Render every line of the listing below as a JSON array of strings, one string per line, and leave out any blank lines.
BEGIN
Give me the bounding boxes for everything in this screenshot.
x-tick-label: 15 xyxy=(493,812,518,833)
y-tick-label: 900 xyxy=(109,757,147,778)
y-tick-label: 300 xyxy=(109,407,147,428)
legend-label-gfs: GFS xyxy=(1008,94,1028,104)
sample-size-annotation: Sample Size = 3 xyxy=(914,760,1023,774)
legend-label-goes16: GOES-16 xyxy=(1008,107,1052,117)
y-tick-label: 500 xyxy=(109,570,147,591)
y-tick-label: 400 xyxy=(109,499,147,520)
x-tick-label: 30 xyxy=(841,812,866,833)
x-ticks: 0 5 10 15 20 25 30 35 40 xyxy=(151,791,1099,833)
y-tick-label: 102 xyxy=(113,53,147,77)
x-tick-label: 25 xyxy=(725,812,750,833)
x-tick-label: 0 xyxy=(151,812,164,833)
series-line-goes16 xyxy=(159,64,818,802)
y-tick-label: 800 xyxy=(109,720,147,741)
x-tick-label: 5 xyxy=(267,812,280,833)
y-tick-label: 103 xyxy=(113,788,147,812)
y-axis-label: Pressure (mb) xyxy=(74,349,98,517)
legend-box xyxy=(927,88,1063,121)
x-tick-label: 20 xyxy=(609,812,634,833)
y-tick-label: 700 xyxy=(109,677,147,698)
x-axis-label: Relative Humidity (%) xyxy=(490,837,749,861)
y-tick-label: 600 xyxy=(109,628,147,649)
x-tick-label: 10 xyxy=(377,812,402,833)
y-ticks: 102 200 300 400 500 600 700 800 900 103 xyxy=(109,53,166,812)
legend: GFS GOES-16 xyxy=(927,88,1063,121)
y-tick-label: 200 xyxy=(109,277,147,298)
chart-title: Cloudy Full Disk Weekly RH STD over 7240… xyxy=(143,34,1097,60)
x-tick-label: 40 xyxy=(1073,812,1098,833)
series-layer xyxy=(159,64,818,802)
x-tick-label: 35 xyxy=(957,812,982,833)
END
## Written response:
[
  "Give me the bounding boxes for everything in this screenshot.",
  "x-tick-label: 15 xyxy=(493,812,518,833)",
  "y-tick-label: 900 xyxy=(109,757,147,778)",
  "y-tick-label: 300 xyxy=(109,407,147,428)",
  "legend-label-gfs: GFS xyxy=(1008,94,1028,104)",
  "sample-size-annotation: Sample Size = 3 xyxy=(914,760,1023,774)",
  "legend-label-goes16: GOES-16 xyxy=(1008,107,1052,117)",
  "y-tick-label: 500 xyxy=(109,570,147,591)",
  "y-tick-label: 400 xyxy=(109,499,147,520)",
  "x-tick-label: 30 xyxy=(841,812,866,833)",
  "x-ticks: 0 5 10 15 20 25 30 35 40 xyxy=(151,791,1099,833)",
  "y-tick-label: 102 xyxy=(113,53,147,77)",
  "x-tick-label: 25 xyxy=(725,812,750,833)",
  "x-tick-label: 0 xyxy=(151,812,164,833)",
  "series-line-goes16 xyxy=(159,64,818,802)",
  "y-tick-label: 800 xyxy=(109,720,147,741)",
  "x-tick-label: 5 xyxy=(267,812,280,833)",
  "y-tick-label: 103 xyxy=(113,788,147,812)",
  "y-axis-label: Pressure (mb) xyxy=(74,349,98,517)",
  "legend-box xyxy=(927,88,1063,121)",
  "x-tick-label: 20 xyxy=(609,812,634,833)",
  "y-tick-label: 700 xyxy=(109,677,147,698)",
  "x-axis-label: Relative Humidity (%) xyxy=(490,837,749,861)",
  "y-tick-label: 600 xyxy=(109,628,147,649)",
  "x-tick-label: 10 xyxy=(377,812,402,833)",
  "y-ticks: 102 200 300 400 500 600 700 800 900 103 xyxy=(109,53,166,812)",
  "legend: GFS GOES-16 xyxy=(927,88,1063,121)",
  "y-tick-label: 200 xyxy=(109,277,147,298)",
  "chart-title: Cloudy Full Disk Weekly RH STD over 7240… xyxy=(143,34,1097,60)",
  "x-tick-label: 40 xyxy=(1073,812,1098,833)",
  "series-layer xyxy=(159,64,818,802)",
  "x-tick-label: 35 xyxy=(957,812,982,833)"
]